Description of the task
Here are some records; return them all exactly.

START Input

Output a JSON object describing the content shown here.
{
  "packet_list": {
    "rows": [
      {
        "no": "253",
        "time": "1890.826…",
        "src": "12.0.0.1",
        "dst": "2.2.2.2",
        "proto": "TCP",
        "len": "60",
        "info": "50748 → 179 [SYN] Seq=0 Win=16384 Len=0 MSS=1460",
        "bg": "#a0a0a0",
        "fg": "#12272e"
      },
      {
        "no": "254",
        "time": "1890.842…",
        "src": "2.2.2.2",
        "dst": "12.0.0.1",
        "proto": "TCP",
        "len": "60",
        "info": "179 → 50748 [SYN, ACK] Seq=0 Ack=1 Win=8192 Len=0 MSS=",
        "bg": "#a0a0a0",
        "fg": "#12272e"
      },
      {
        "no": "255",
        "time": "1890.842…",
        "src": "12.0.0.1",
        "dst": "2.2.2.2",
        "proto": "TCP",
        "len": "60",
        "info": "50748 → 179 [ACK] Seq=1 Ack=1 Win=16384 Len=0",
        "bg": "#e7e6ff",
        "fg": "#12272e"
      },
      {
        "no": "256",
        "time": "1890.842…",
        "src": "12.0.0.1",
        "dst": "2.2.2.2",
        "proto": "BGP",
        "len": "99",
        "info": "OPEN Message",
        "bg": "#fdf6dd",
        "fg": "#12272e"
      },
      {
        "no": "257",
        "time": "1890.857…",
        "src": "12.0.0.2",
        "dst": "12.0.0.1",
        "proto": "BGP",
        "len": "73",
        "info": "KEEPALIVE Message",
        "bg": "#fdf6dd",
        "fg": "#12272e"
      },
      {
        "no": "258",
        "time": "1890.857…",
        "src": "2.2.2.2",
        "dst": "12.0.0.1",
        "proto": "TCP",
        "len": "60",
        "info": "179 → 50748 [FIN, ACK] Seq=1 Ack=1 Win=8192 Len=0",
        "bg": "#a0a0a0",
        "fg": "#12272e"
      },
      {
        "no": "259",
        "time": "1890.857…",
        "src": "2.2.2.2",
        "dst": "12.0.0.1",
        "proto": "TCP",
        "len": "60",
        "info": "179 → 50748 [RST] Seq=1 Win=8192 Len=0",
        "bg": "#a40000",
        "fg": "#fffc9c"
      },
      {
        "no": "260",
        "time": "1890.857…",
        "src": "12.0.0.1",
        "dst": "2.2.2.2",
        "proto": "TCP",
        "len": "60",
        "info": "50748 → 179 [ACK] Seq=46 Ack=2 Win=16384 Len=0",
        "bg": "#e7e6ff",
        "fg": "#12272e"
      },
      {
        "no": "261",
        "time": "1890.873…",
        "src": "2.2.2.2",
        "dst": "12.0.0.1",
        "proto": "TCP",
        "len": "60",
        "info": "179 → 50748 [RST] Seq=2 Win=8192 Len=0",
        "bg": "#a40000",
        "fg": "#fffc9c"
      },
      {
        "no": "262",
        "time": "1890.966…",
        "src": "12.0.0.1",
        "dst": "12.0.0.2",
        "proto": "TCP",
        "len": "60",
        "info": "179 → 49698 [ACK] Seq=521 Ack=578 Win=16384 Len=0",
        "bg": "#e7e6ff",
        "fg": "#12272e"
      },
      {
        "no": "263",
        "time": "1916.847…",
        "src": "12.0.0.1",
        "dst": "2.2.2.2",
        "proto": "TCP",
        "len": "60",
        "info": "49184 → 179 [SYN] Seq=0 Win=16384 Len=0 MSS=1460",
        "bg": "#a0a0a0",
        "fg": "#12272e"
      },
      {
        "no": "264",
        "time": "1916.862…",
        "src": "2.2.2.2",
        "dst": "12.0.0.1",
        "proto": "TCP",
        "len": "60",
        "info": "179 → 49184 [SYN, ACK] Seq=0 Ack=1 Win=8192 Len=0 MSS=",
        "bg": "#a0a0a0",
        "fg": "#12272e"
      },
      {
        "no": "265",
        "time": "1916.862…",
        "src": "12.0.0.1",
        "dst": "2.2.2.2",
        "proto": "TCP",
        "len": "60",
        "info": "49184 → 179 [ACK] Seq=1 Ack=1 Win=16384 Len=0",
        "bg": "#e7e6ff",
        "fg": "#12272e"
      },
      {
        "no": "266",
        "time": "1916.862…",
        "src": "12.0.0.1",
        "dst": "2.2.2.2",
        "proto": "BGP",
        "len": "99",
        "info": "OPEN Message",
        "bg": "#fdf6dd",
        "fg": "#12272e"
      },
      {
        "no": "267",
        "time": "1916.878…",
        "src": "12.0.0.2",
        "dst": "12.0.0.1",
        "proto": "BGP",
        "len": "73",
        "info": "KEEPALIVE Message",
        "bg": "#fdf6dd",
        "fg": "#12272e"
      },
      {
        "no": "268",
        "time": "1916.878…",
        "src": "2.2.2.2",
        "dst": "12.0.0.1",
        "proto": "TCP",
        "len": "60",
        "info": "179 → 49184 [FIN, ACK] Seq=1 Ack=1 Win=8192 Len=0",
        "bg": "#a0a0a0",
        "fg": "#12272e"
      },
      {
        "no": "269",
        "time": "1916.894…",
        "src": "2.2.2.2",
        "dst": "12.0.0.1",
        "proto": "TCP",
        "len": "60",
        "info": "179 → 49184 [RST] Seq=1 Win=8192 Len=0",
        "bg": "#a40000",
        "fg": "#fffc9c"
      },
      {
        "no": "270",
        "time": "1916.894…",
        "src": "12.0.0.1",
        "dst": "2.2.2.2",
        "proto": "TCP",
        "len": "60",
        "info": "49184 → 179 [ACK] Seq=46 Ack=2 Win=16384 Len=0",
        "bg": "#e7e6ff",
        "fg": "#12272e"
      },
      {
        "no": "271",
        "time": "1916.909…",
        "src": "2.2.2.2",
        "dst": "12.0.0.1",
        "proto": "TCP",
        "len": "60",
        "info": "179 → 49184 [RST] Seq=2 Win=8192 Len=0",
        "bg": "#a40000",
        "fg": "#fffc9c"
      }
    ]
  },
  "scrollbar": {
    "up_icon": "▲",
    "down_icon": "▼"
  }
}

END Input

Task solution
Output a JSON object describing the content shown here.
{
  "packet_list": {
    "rows": [
      {
        "no": "253",
        "time": "1890.826…",
        "src": "12.0.0.1",
        "dst": "2.2.2.2",
        "proto": "TCP",
        "len": "60",
        "info": "50748 → 179 [SYN] Seq=0 Win=16384 Len=0 MSS=1460",
        "bg": "#a0a0a0",
        "fg": "#12272e"
      },
      {
        "no": "254",
        "time": "1890.842…",
        "src": "2.2.2.2",
        "dst": "12.0.0.1",
        "proto": "TCP",
        "len": "60",
        "info": "179 → 50748 [SYN, ACK] Seq=0 Ack=1 Win=8192 Len=0 MSS=",
        "bg": "#a0a0a0",
        "fg": "#12272e"
      },
      {
        "no": "255",
        "time": "1890.842…",
        "src": "12.0.0.1",
        "dst": "2.2.2.2",
        "proto": "TCP",
        "len": "60",
        "info": "50748 → 179 [ACK] Seq=1 Ack=1 Win=16384 Len=0",
        "bg": "#e7e6ff",
        "fg": "#12272e"
      },
      {
        "no": "256",
        "time": "1890.842…",
        "src": "12.0.0.1",
        "dst": "2.2.2.2",
        "proto": "BGP",
        "len": "99",
        "info": "OPEN Message",
        "bg": "#fdf6dd",
        "fg": "#12272e"
      },
      {
        "no": "257",
        "time": "1890.857…",
        "src": "12.0.0.2",
        "dst": "12.0.0.1",
        "proto": "BGP",
        "len": "73",
        "info": "KEEPALIVE Message",
        "bg": "#fdf6dd",
        "fg": "#12272e"
      },
      {
        "no": "258",
        "time": "1890.857…",
        "src": "2.2.2.2",
        "dst": "12.0.0.1",
        "proto": "TCP",
        "len": "60",
        "info": "179 → 50748 [FIN, ACK] Seq=1 Ack=1 Win=8192 Len=0",
        "bg": "#a0a0a0",
        "fg": "#12272e"
      },
      {
        "no": "259",
        "time": "1890.857…",
        "src": "2.2.2.2",
        "dst": "12.0.0.1",
        "proto": "TCP",
        "len": "60",
        "info": "179 → 50748 [RST] Seq=1 Win=8192 Len=0",
        "bg": "#a40000",
        "fg": "#fffc9c"
      },
      {
        "no": "260",
        "time": "1890.857…",
        "src": "12.0.0.1",
        "dst": "2.2.2.2",
        "proto": "TCP",
        "len": "60",
        "info": "50748 → 179 [ACK] Seq=46 Ack=2 Win=16384 Len=0",
        "bg": "#e7e6ff",
        "fg": "#12272e"
      },
      {
        "no": "261",
        "time": "1890.873…",
        "src": "2.2.2.2",
        "dst": "12.0.0.1",
        "proto": "TCP",
        "len": "60",
        "info": "179 → 50748 [RST] Seq=2 Win=8192 Len=0",
        "bg": "#a40000",
        "fg": "#fffc9c"
      },
      {
        "no": "262",
        "time": "1890.966…",
        "src": "12.0.0.1",
        "dst": "12.0.0.2",
        "proto": "TCP",
        "len": "60",
        "info": "179 → 49698 [ACK] Seq=521 Ack=578 Win=16384 Len=0",
        "bg": "#e7e6ff",
        "fg": "#12272e"
      },
      {
        "no": "263",
        "time": "1916.847…",
        "src": "12.0.0.1",
        "dst": "2.2.2.2",
        "proto": "TCP",
        "len": "60",
        "info": "49184 → 179 [SYN] Seq=0 Win=16384 Len=0 MSS=1460",
        "bg": "#a0a0a0",
        "fg": "#12272e"
      },
      {
        "no": "264",
        "time": "1916.862…",
        "src": "2.2.2.2",
        "dst": "12.0.0.1",
        "proto": "TCP",
        "len": "60",
        "info": "179 → 49184 [SYN, ACK] Seq=0 Ack=1 Win=8192 Len=0 MSS=",
        "bg": "#a0a0a0",
        "fg": "#12272e"
      },
      {
        "no": "265",
        "time": "1916.862…",
        "src": "12.0.0.1",
        "dst": "2.2.2.2",
        "proto": "TCP",
        "len": "60",
        "info": "49184 → 179 [ACK] Seq=1 Ack=1 Win=16384 Len=0",
        "bg": "#e7e6ff",
        "fg": "#12272e"
      },
      {
        "no": "266",
        "time": "1916.862…",
        "src": "12.0.0.1",
        "dst": "2.2.2.2",
        "proto": "BGP",
        "len": "99",
        "info": "OPEN Message",
        "bg": "#fdf6dd",
        "fg": "#12272e"
      },
      {
        "no": "267",
        "time": "1916.878…",
        "src": "12.0.0.2",
        "dst": "12.0.0.1",
        "proto": "BGP",
        "len": "73",
        "info": "KEEPALIVE Message",
        "bg": "#fdf6dd",
        "fg": "#12272e"
      },
      {
        "no": "268",
        "time": "1916.878…",
        "src": "2.2.2.2",
        "dst": "12.0.0.1",
        "proto": "TCP",
        "len": "60",
        "info": "179 → 49184 [FIN, ACK] Seq=1 Ack=1 Win=8192 Len=0",
        "bg": "#a0a0a0",
        "fg": "#12272e"
      },
      {
        "no": "269",
        "time": "1916.894…",
        "src": "2.2.2.2",
        "dst": "12.0.0.1",
        "proto": "TCP",
        "len": "60",
        "info": "179 → 49184 [RST] Seq=1 Win=8192 Len=0",
        "bg": "#a40000",
        "fg": "#fffc9c"
      },
      {
        "no": "270",
        "time": "1916.894…",
        "src": "12.0.0.1",
        "dst": "2.2.2.2",
        "proto": "TCP",
        "len": "60",
        "info": "49184 → 179 [ACK] Seq=46 Ack=2 Win=16384 Len=0",
        "bg": "#e7e6ff",
        "fg": "#12272e"
      },
      {
        "no": "271",
        "time": "1916.909…",
        "src": "2.2.2.2",
        "dst": "12.0.0.1",
        "proto": "TCP",
        "len": "60",
        "info": "179 → 49184 [RST] Seq=2 Win=8192 Len=0",
        "bg": "#a40000",
        "fg": "#fffc9c"
      }
    ]
  },
  "scrollbar": {
    "up_icon": "▲",
    "down_icon": "▼"
  }
}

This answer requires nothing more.